Set task
Return all the data below as it stands, minus the pictures.

----

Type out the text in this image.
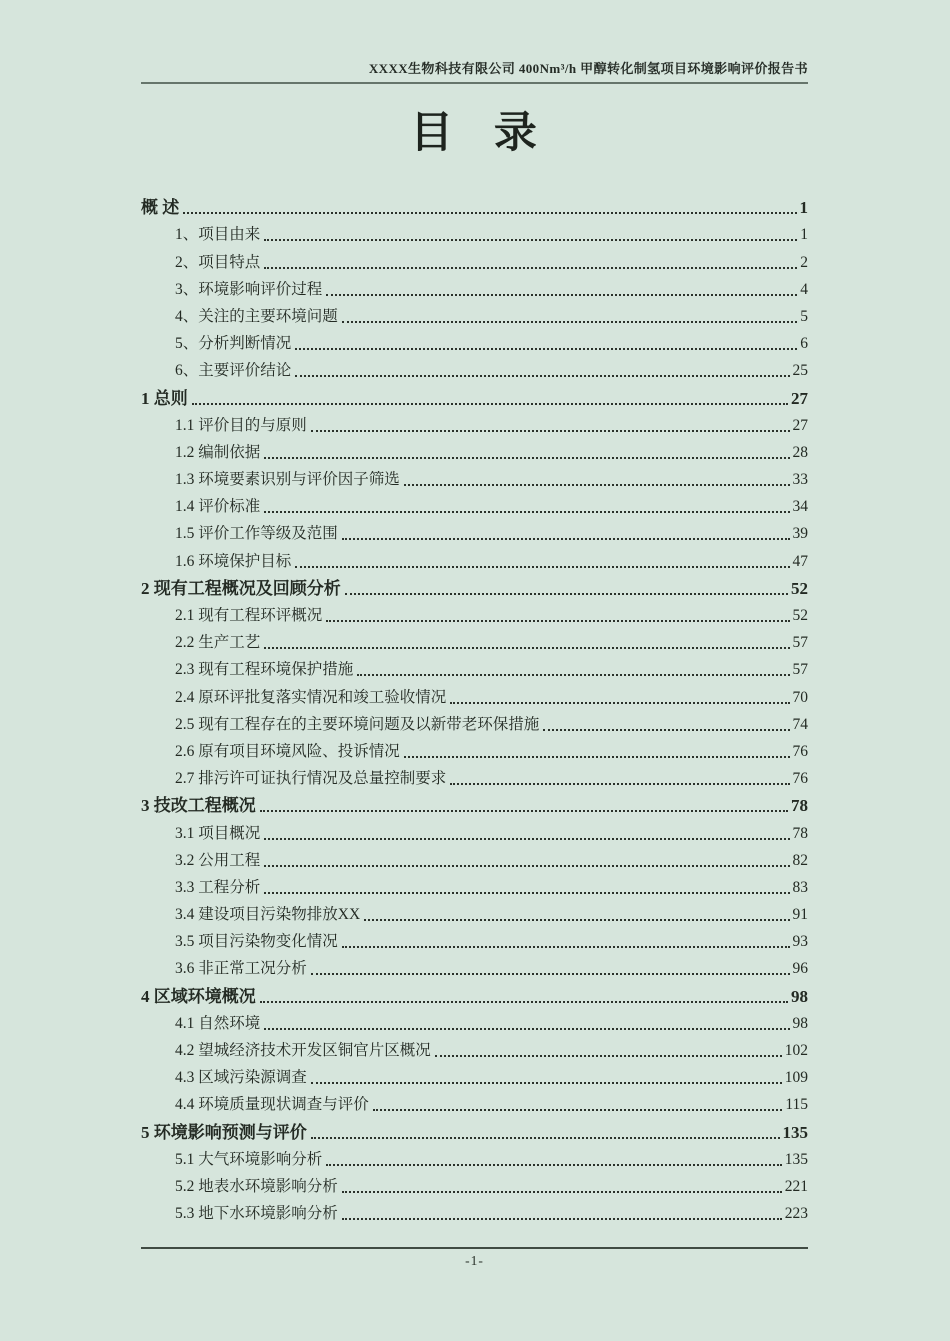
XXXX生物科技有限公司 400Nm³/h 甲醇转化制氢项目环境影响评价报告书
目 录
概 述	1
1、项目由来	1
2、项目特点	2
3、环境影响评价过程	4
4、关注的主要环境问题	5
5、分析判断情况	6
6、主要评价结论	25
1 总则	27
1.1 评价目的与原则	27
1.2 编制依据	28
1.3 环境要素识别与评价因子筛选	33
1.4 评价标准	34
1.5 评价工作等级及范围	39
1.6 环境保护目标	47
2 现有工程概况及回顾分析	52
2.1 现有工程环评概况	52
2.2 生产工艺	57
2.3 现有工程环境保护措施	57
2.4 原环评批复落实情况和竣工验收情况	70
2.5 现有工程存在的主要环境问题及以新带老环保措施	74
2.6 原有项目环境风险、投诉情况	76
2.7 排污许可证执行情况及总量控制要求	76
3 技改工程概况	78
3.1 项目概况	78
3.2 公用工程	82
3.3 工程分析	83
3.4 建设项目污染物排放XX	91
3.5 项目污染物变化情况	93
3.6 非正常工况分析	96
4 区域环境概况	98
4.1 自然环境	98
4.2 望城经济技术开发区铜官片区概况	102
4.3 区域污染源调查	109
4.4 环境质量现状调查与评价	115
5 环境影响预测与评价	135
5.1 大气环境影响分析	135
5.2 地表水环境影响分析	221
5.3 地下水环境影响分析	223
-1-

----

Worked answer
Type out the text in this image.
XXXX生物科技有限公司 400Nm³/h 甲醇转化制氢项目环境影响评价报告书
目 录
概 述	1
1、项目由来	1
2、项目特点	2
3、环境影响评价过程	4
4、关注的主要环境问题	5
5、分析判断情况	6
6、主要评价结论	25
1 总则	27
1.1 评价目的与原则	27
1.2 编制依据	28
1.3 环境要素识别与评价因子筛选	33
1.4 评价标准	34
1.5 评价工作等级及范围	39
1.6 环境保护目标	47
2 现有工程概况及回顾分析	52
2.1 现有工程环评概况	52
2.2 生产工艺	57
2.3 现有工程环境保护措施	57
2.4 原环评批复落实情况和竣工验收情况	70
2.5 现有工程存在的主要环境问题及以新带老环保措施	74
2.6 原有项目环境风险、投诉情况	76
2.7 排污许可证执行情况及总量控制要求	76
3 技改工程概况	78
3.1 项目概况	78
3.2 公用工程	82
3.3 工程分析	83
3.4 建设项目污染物排放XX	91
3.5 项目污染物变化情况	93
3.6 非正常工况分析	96
4 区域环境概况	98
4.1 自然环境	98
4.2 望城经济技术开发区铜官片区概况	102
4.3 区域污染源调查	109
4.4 环境质量现状调查与评价	115
5 环境影响预测与评价	135
5.1 大气环境影响分析	135
5.2 地表水环境影响分析	221
5.3 地下水环境影响分析	223
-1-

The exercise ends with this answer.